### The request
Wherever the word "dash" appears in a line, extract that line.

### Exercise materials
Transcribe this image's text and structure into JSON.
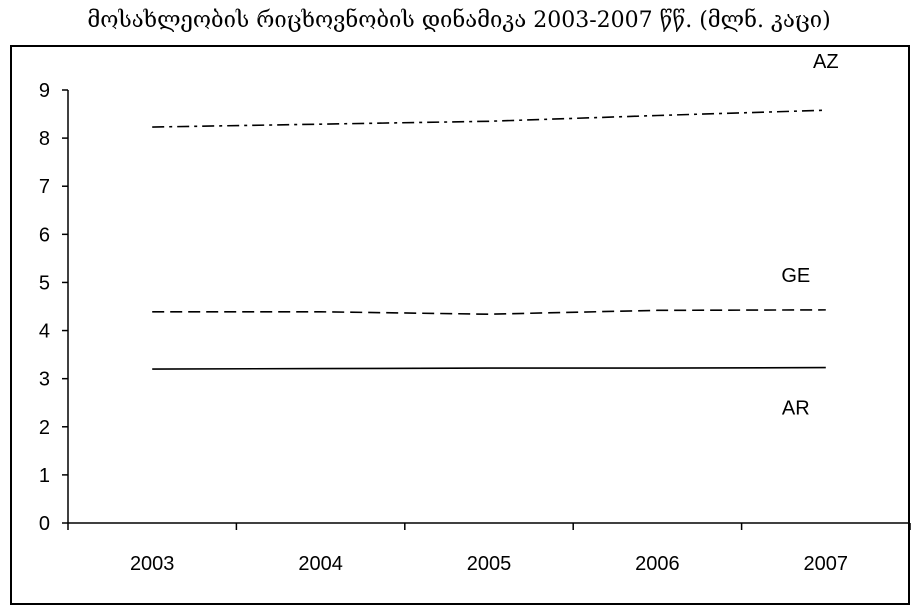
{
  "chart_data": {
    "type": "line",
    "title": "მოსახლეობის რიცხოვნობის დინამიკა 2003-2007 წწ. (მლნ. კაცი)",
    "categories": [
      "2003",
      "2004",
      "2005",
      "2006",
      "2007"
    ],
    "ylim": [
      0,
      9
    ],
    "yticks": [
      "0",
      "1",
      "2",
      "3",
      "4",
      "5",
      "6",
      "7",
      "8",
      "9"
    ],
    "grid": false,
    "series": [
      {
        "name": "AZ",
        "values": [
          8.23,
          8.29,
          8.35,
          8.47,
          8.58
        ],
        "dash": "dash-dot",
        "color": "#000000"
      },
      {
        "name": "GE",
        "values": [
          4.39,
          4.39,
          4.34,
          4.42,
          4.43
        ],
        "dash": "dashed",
        "color": "#000000"
      },
      {
        "name": "AR",
        "values": [
          3.2,
          3.21,
          3.22,
          3.22,
          3.23
        ],
        "dash": "solid",
        "color": "#000000"
      }
    ]
  }
}
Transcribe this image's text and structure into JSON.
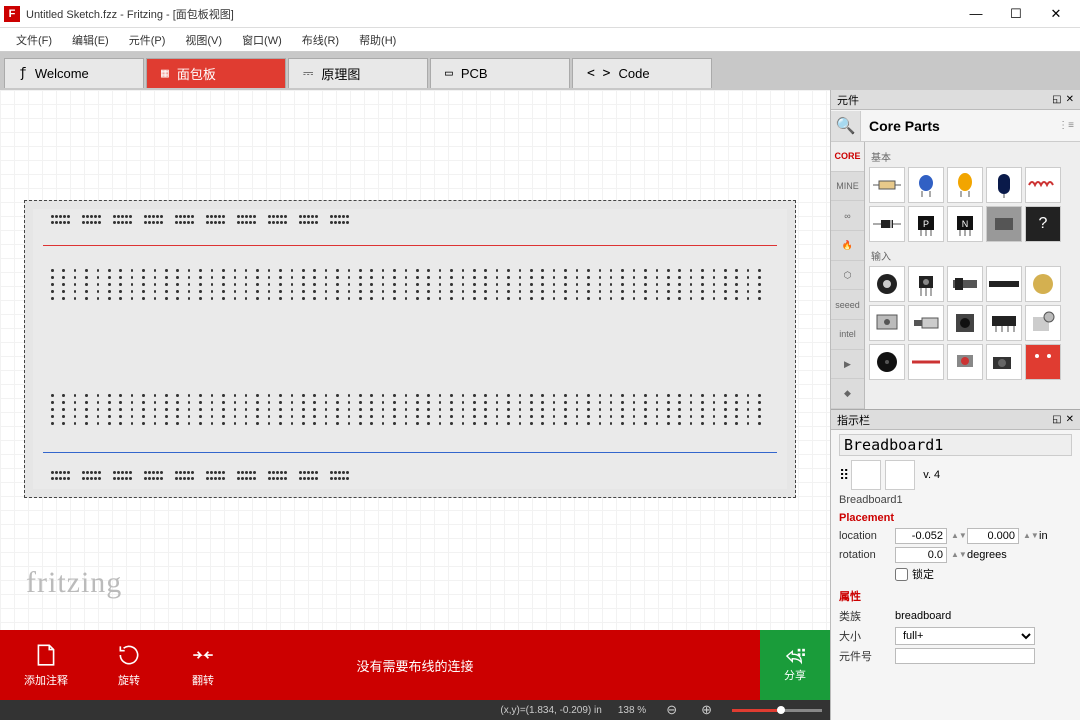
{
  "title": "Untitled Sketch.fzz - Fritzing - [面包板视图]",
  "menus": [
    "文件(F)",
    "编辑(E)",
    "元件(P)",
    "视图(V)",
    "窗口(W)",
    "布线(R)",
    "帮助(H)"
  ],
  "tabs": [
    {
      "icon": "ƒ",
      "label": "Welcome"
    },
    {
      "icon": "▦",
      "label": "面包板",
      "active": true
    },
    {
      "icon": "⎓",
      "label": "原理图"
    },
    {
      "icon": "▭",
      "label": "PCB"
    },
    {
      "icon": "< >",
      "label": "Code"
    }
  ],
  "watermark": "fritzing",
  "bottom": {
    "annotate": "添加注释",
    "rotate": "旋转",
    "flip": "翻转",
    "message": "没有需要布线的连接",
    "share": "分享"
  },
  "status": {
    "coords": "(x,y)=(1.834, -0.209) in",
    "zoom": "138 %"
  },
  "parts_panel": {
    "heading": "元件",
    "title": "Core Parts",
    "bins": [
      "CORE",
      "MINE",
      "∞",
      "🔥",
      "⬡",
      "seeed",
      "intel",
      "▶",
      "◆"
    ],
    "section1": "基本",
    "section2": "输入"
  },
  "inspector": {
    "heading": "指示栏",
    "object": "Breadboard1",
    "version": "v. 4",
    "subtitle": "Breadboard1",
    "placement": "Placement",
    "loc_label": "location",
    "loc_x": "-0.052",
    "loc_y": "0.000",
    "loc_unit": "in",
    "rot_label": "rotation",
    "rot": "0.0",
    "rot_unit": "degrees",
    "lock": "锁定",
    "attrs": "属性",
    "family_label": "类族",
    "family": "breadboard",
    "size_label": "大小",
    "size": "full+",
    "partno_label": "元件号"
  },
  "colors": {
    "accent": "#e03c31",
    "red": "#cc0000",
    "green": "#1a9c3a"
  }
}
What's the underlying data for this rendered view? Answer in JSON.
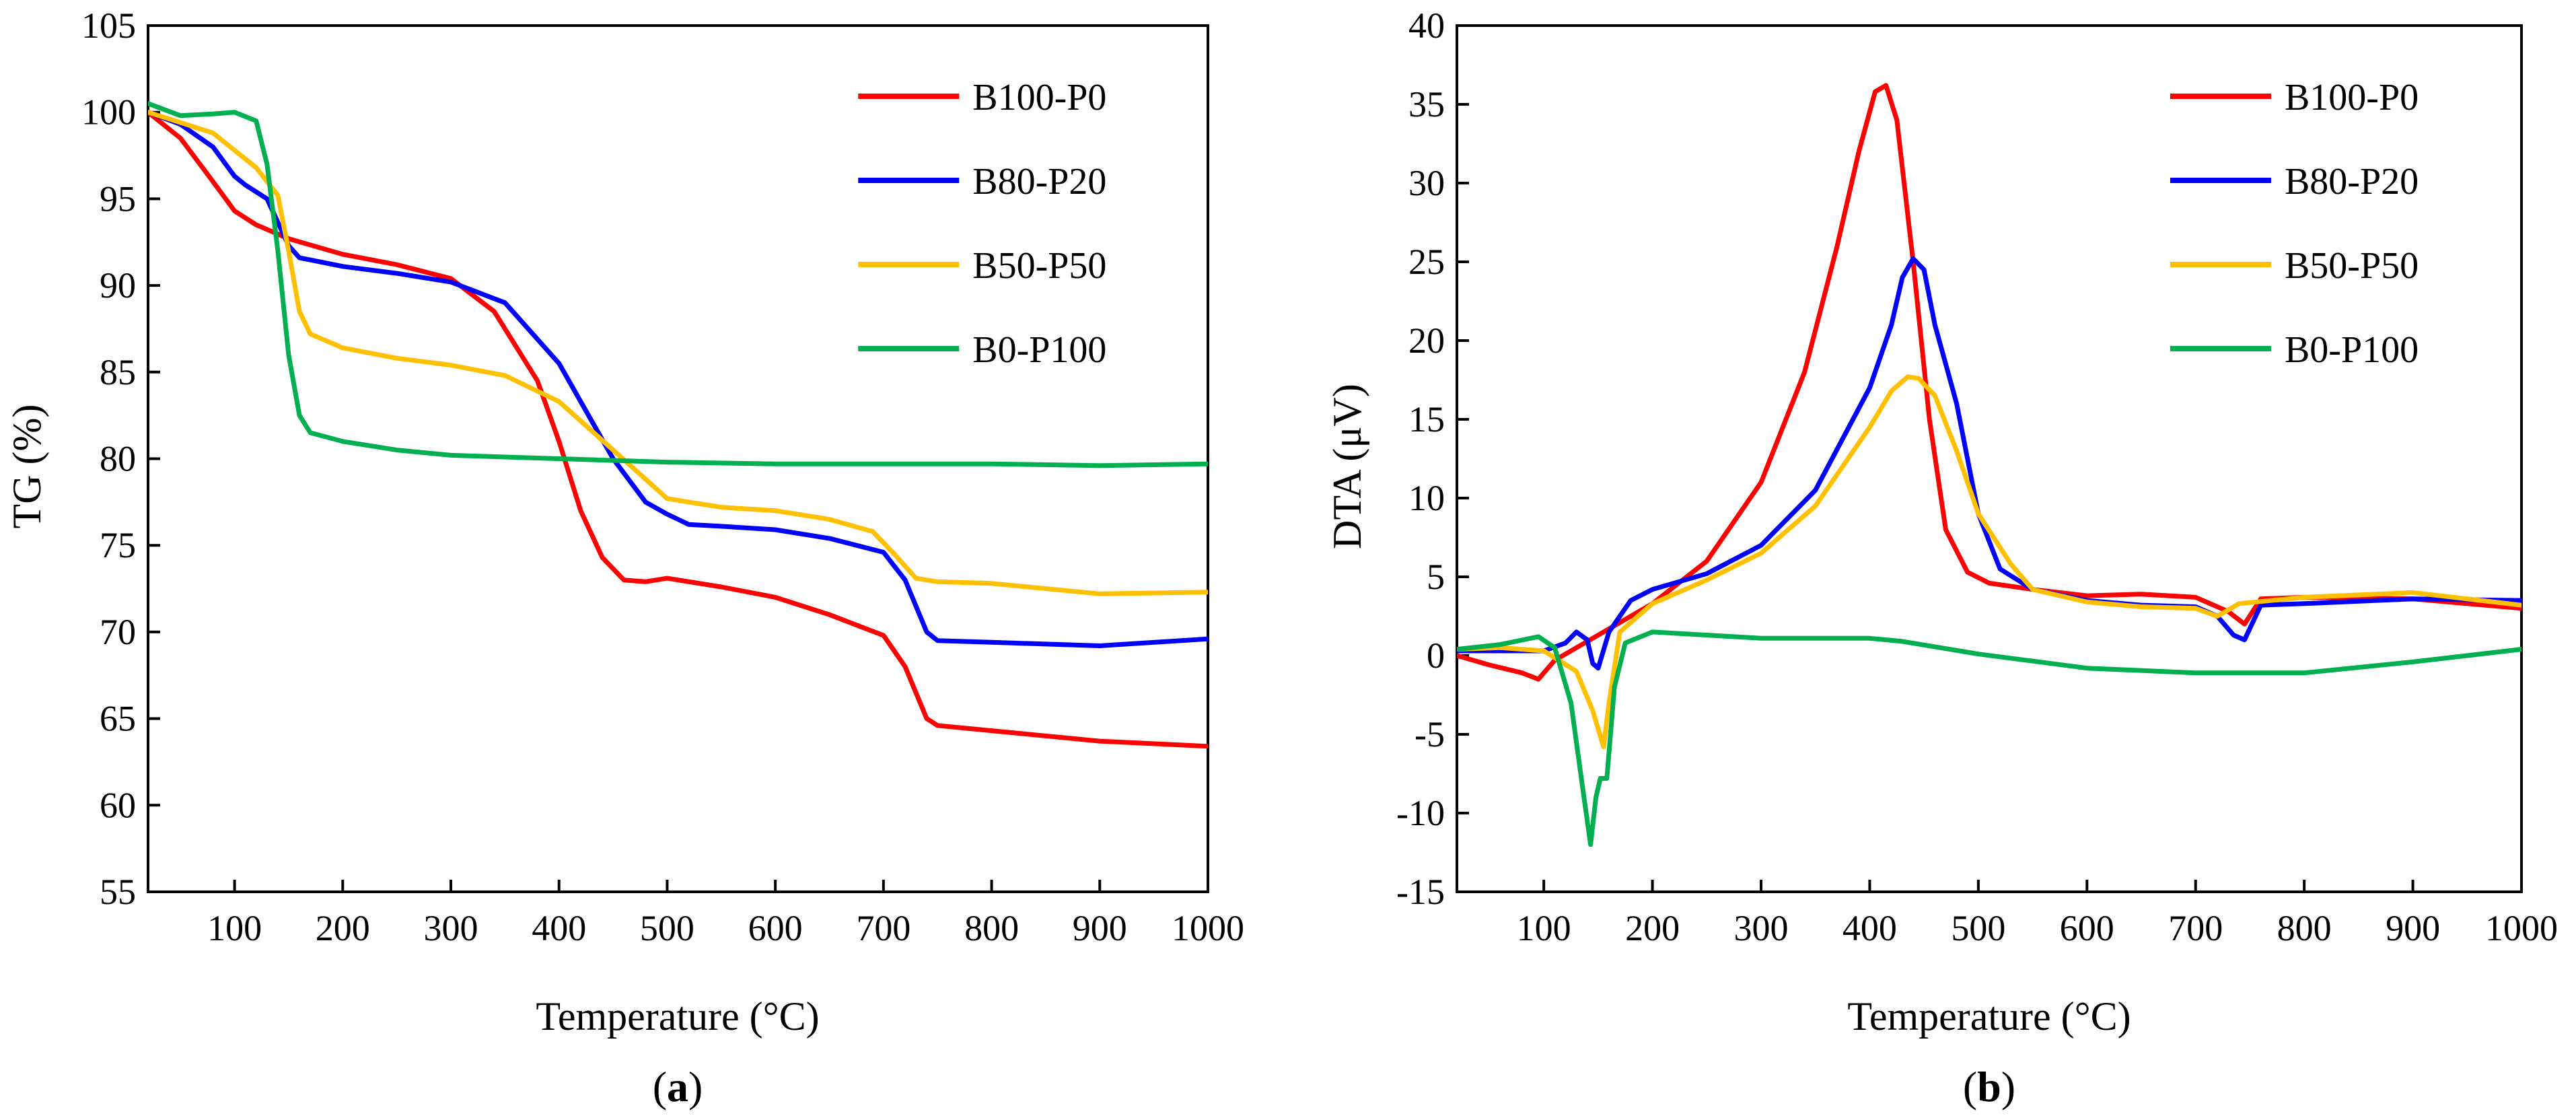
{
  "figure": {
    "panels": [
      {
        "label_open": "(",
        "label_letter": "a",
        "label_close": ")"
      },
      {
        "label_open": "(",
        "label_letter": "b",
        "label_close": ")"
      }
    ]
  },
  "chart_data": [
    {
      "type": "line",
      "title": "",
      "xlabel": "Temperature (°C)",
      "ylabel": "TG (%)",
      "xlim": [
        20,
        1000
      ],
      "ylim": [
        55,
        105
      ],
      "xticks": [
        100,
        200,
        300,
        400,
        500,
        600,
        700,
        800,
        900,
        1000
      ],
      "yticks": [
        55,
        60,
        65,
        70,
        75,
        80,
        85,
        90,
        95,
        100,
        105
      ],
      "grid": false,
      "legend_position": "top-right",
      "series": [
        {
          "name": "B100-P0",
          "color": "#ff0000",
          "x": [
            20,
            50,
            80,
            100,
            120,
            150,
            200,
            250,
            300,
            340,
            380,
            400,
            420,
            440,
            460,
            480,
            500,
            550,
            600,
            650,
            700,
            720,
            740,
            750,
            800,
            900,
            1000
          ],
          "y": [
            100,
            98.5,
            96,
            94.3,
            93.5,
            92.7,
            91.8,
            91.2,
            90.4,
            88.5,
            84.5,
            81,
            77,
            74.3,
            73,
            72.9,
            73.1,
            72.6,
            72,
            71,
            69.8,
            68,
            65,
            64.6,
            64.3,
            63.7,
            63.4
          ]
        },
        {
          "name": "B80-P20",
          "color": "#0000ff",
          "x": [
            20,
            50,
            80,
            100,
            110,
            130,
            150,
            160,
            200,
            250,
            300,
            350,
            400,
            450,
            480,
            500,
            520,
            550,
            600,
            650,
            700,
            720,
            740,
            750,
            800,
            900,
            1000
          ],
          "y": [
            100,
            99.3,
            98,
            96.3,
            95.8,
            95,
            92.3,
            91.6,
            91.1,
            90.7,
            90.2,
            89,
            85.5,
            80,
            77.5,
            76.8,
            76.2,
            76.1,
            75.9,
            75.4,
            74.6,
            73,
            70,
            69.5,
            69.4,
            69.2,
            69.6
          ]
        },
        {
          "name": "B50-P50",
          "color": "#ffc000",
          "x": [
            20,
            50,
            80,
            100,
            120,
            140,
            150,
            160,
            170,
            200,
            250,
            300,
            350,
            400,
            450,
            500,
            550,
            600,
            650,
            690,
            710,
            730,
            750,
            800,
            900,
            1000
          ],
          "y": [
            100,
            99.4,
            98.8,
            97.8,
            96.8,
            95.2,
            92,
            88.5,
            87.2,
            86.4,
            85.8,
            85.4,
            84.8,
            83.3,
            80.5,
            77.7,
            77.2,
            77,
            76.5,
            75.8,
            74.5,
            73.1,
            72.9,
            72.8,
            72.2,
            72.3
          ]
        },
        {
          "name": "B0-P100",
          "color": "#00b050",
          "x": [
            20,
            50,
            80,
            100,
            120,
            130,
            140,
            150,
            160,
            170,
            200,
            250,
            300,
            400,
            500,
            600,
            700,
            800,
            900,
            1000
          ],
          "y": [
            100.5,
            99.8,
            99.9,
            100,
            99.5,
            97,
            92,
            86,
            82.5,
            81.5,
            81,
            80.5,
            80.2,
            80,
            79.8,
            79.7,
            79.7,
            79.7,
            79.6,
            79.7
          ]
        }
      ],
      "legend": [
        "B100-P0",
        "B80-P20",
        "B50-P50",
        "B0-P100"
      ]
    },
    {
      "type": "line",
      "title": "",
      "xlabel": "Temperature (°C)",
      "ylabel": "DTA (μV)",
      "xlim": [
        20,
        1000
      ],
      "ylim": [
        -15,
        40
      ],
      "xticks": [
        100,
        200,
        300,
        400,
        500,
        600,
        700,
        800,
        900,
        1000
      ],
      "yticks": [
        -15,
        -10,
        -5,
        0,
        5,
        10,
        15,
        20,
        25,
        30,
        35,
        40
      ],
      "grid": false,
      "legend_position": "top-right",
      "series": [
        {
          "name": "B100-P0",
          "color": "#ff0000",
          "x": [
            20,
            50,
            80,
            95,
            110,
            150,
            200,
            250,
            300,
            340,
            370,
            390,
            405,
            415,
            425,
            440,
            455,
            470,
            490,
            510,
            550,
            600,
            650,
            700,
            730,
            745,
            760,
            800,
            900,
            1000
          ],
          "y": [
            0,
            -0.6,
            -1.1,
            -1.5,
            -0.3,
            1.3,
            3.3,
            6,
            11,
            18,
            26,
            32,
            35.8,
            36.2,
            34,
            25,
            15,
            8,
            5.3,
            4.6,
            4.2,
            3.8,
            3.9,
            3.7,
            2.8,
            2,
            3.6,
            3.7,
            3.6,
            3
          ]
        },
        {
          "name": "B80-P20",
          "color": "#0000ff",
          "x": [
            20,
            60,
            100,
            120,
            130,
            140,
            145,
            150,
            160,
            180,
            200,
            250,
            300,
            350,
            400,
            420,
            430,
            440,
            450,
            460,
            480,
            500,
            520,
            550,
            600,
            650,
            700,
            720,
            735,
            745,
            760,
            800,
            900,
            1000
          ],
          "y": [
            0.3,
            0.3,
            0.3,
            0.8,
            1.5,
            1,
            -0.5,
            -0.8,
            1.5,
            3.5,
            4.2,
            5.2,
            7,
            10.5,
            17,
            21,
            24,
            25.2,
            24.5,
            21,
            16,
            9,
            5.5,
            4.2,
            3.5,
            3.2,
            3.1,
            2.5,
            1.3,
            1,
            3.2,
            3.3,
            3.6,
            3.5
          ]
        },
        {
          "name": "B50-P50",
          "color": "#ffc000",
          "x": [
            20,
            60,
            100,
            130,
            145,
            155,
            160,
            170,
            200,
            250,
            300,
            350,
            400,
            420,
            435,
            445,
            460,
            480,
            500,
            530,
            550,
            600,
            650,
            700,
            720,
            740,
            800,
            900,
            1000
          ],
          "y": [
            0.4,
            0.5,
            0.3,
            -1,
            -3.5,
            -5.8,
            -3,
            1.5,
            3.3,
            4.8,
            6.5,
            9.5,
            14.5,
            16.8,
            17.7,
            17.6,
            16.5,
            13,
            9,
            5.8,
            4.2,
            3.4,
            3.1,
            3,
            2.5,
            3.3,
            3.7,
            4,
            3.2
          ]
        },
        {
          "name": "B0-P100",
          "color": "#00b050",
          "x": [
            20,
            60,
            95,
            110,
            125,
            135,
            143,
            148,
            152,
            158,
            165,
            175,
            200,
            300,
            400,
            430,
            500,
            600,
            700,
            800,
            900,
            1000
          ],
          "y": [
            0.4,
            0.7,
            1.2,
            0.5,
            -3,
            -8,
            -12,
            -9,
            -7.8,
            -7.8,
            -2,
            0.8,
            1.5,
            1.1,
            1.1,
            0.9,
            0.1,
            -0.8,
            -1.1,
            -1.1,
            -0.4,
            0.4
          ]
        }
      ],
      "legend": [
        "B100-P0",
        "B80-P20",
        "B50-P50",
        "B0-P100"
      ]
    }
  ]
}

### Result
        "dash": "dash-dot",
        "dash": "dashed",
        "dash": "solid",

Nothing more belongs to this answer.